**EXCERPTED PASSAGE:**
· · · · ·

Racing at the 2022 Snowshoe XCO World Cup was a dream come true–something I really hadn’t even dared to dream. I started mountain biking late–I was 28 the first time I raced a mountain bike, and nearly 30 the first time I ever did an interval (or trained for anything in the endurance-sports realm). In the last 5 years, I’ve often felt like I’m playing “catch up,” trying to race with women who have been racing mountain bikes 2- or 3-times as long as I have, with years of endurance training and skills practice.

Still pretty awed that I get to represent Team USA at the 2023 XCM World Championship in August!

I still remember driving home from a race at Brown County State Park in June of 2018 and talking with David Coar on the phone. It was the start of my first full season of racing mountain bikes, and I had just won my third consecutive race (in the Sport category). Being from the Midwest, the culmination of the season was always Iceman, the legendary Traverse City point-to-point mountain bike race that took place in early November, and as I talked to David that day on the phone, he suggested that I should try to race in the pro women’s field that November.

Up to that point, I was just having fun, dabbling in mountain bike racing like I had dabbled in cyclocross and crit racing. I never dreamt that it could be anything more. Volleyball was “my” sport, even though my knees and shoulder protested constantly.

But David’s comment got me thinking.

I’ve always been a “why not?” kind of person, and so I decided to give it a shot. (Ironically, my result that very first year racing in the pro field at Iceman is, to date, my best Iceman result yet). Thanks to some free coaching from a co-worker, I started to learn the art of training–intervals, endurance rides, rest days, and so much more–and it was addicting. I loved the structure and routine of training, as well as the purpose it gave me. I was hooked.

Still, world cups? National championships? Pan-Ams? World championships?

I didn’t even bother dreaming about them.

· · · · ·

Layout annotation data
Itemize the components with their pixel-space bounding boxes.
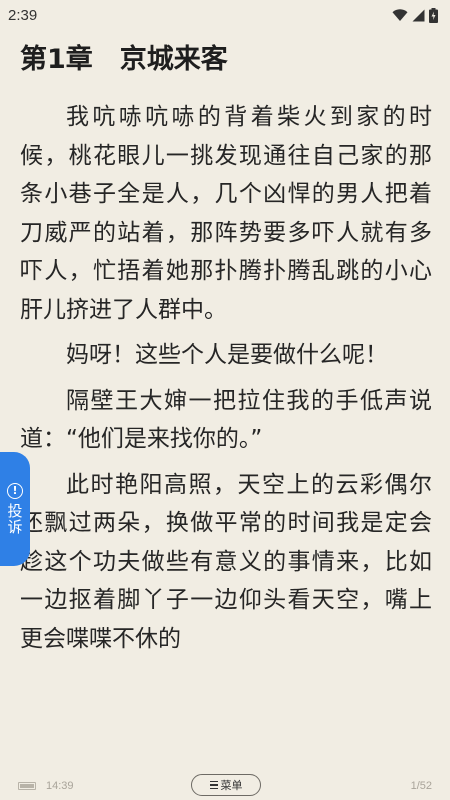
signal-icon: [412, 9, 425, 21]
paragraph: 我吭哧吭哧的背着柴火到家的时候，桃花眼儿一挑发现通往自己家的那条小巷子全是人，几…: [20, 104, 432, 323]
page-indicator: 1/52: [410, 780, 432, 792]
paragraph: 此时艳阳高照，天空上的云彩偶尔还飘过两朵，换做平常的时间我是定会趁这个功夫做些有…: [20, 471, 432, 652]
complaint-button[interactable]: ! 投诉: [0, 452, 30, 566]
paragraph: 隔壁王大婶一把拉住我的手低声说道：“他们是来找你的。”: [20, 387, 432, 453]
menu-label: 菜单: [220, 779, 243, 792]
paragraph: 妈呀！这些个人是要做什么呢！: [66, 342, 388, 368]
footer-time: 14:39: [46, 780, 74, 792]
chapter-title: 第1章 京城来客: [20, 44, 228, 75]
status-bar: 2:39: [0, 0, 450, 30]
menu-icon: [209, 780, 218, 790]
wifi-icon: [392, 8, 408, 21]
complaint-label: 投诉: [5, 503, 24, 535]
battery-charging-icon: [429, 7, 438, 23]
reader-footer: 14:39 菜单 1/52: [0, 772, 450, 800]
status-icons: [392, 7, 438, 23]
battery-icon: [18, 782, 36, 790]
chapter-content: 我吭哧吭哧的背着柴火到家的时候，桃花眼儿一挑发现通往自己家的那条小巷子全是人，几…: [20, 98, 432, 665]
status-time: 2:39: [8, 6, 38, 24]
menu-button[interactable]: 菜单: [191, 774, 261, 796]
alert-circle-icon: !: [7, 483, 23, 499]
footer-left: 14:39: [18, 780, 74, 792]
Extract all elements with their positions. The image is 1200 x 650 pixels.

· · · · ·

**WORK REQUIRED:** Can you continue the passage about mountain bike racing, picking up right after its final line?

**WRITTEN RESPONSE:**
Then, in 2021, while flipping through the Blue Ridge Outdoors magazine, I happened to see that the 2024 World XCM Championships were going to be held at Snowshoe, in West Virginia. At that point, I had still never been to Snowshoe, but my imagination was captured. I knew there was no chance of really being competitive at a World Championship….but what would it take to qualify? Could I at least race there?

In a lot of ways, that moment shifted the trajectory of my racing. I had a new goal.

For the past two years, Snowshoe 2024 has been my focus.

Getting into the World Cup last year was a bit of a shock–and racing at that level (and in that terrain / conditions) for the first time was also a shock (welcome to Snowshoe, haha!). I didn’t have a great race that day, and my performance at the end of the season was even worse.

Completely destroyed at XCM Nationals in October 2022

I started 2023 with a new coach (Mike Schultz, of Highland Training) and improved confidence. Between the changes to the structure of my training and increased focus on descending confidently on more technical terrain, I came into the season feeling strong and hopeful.

Then I crashed.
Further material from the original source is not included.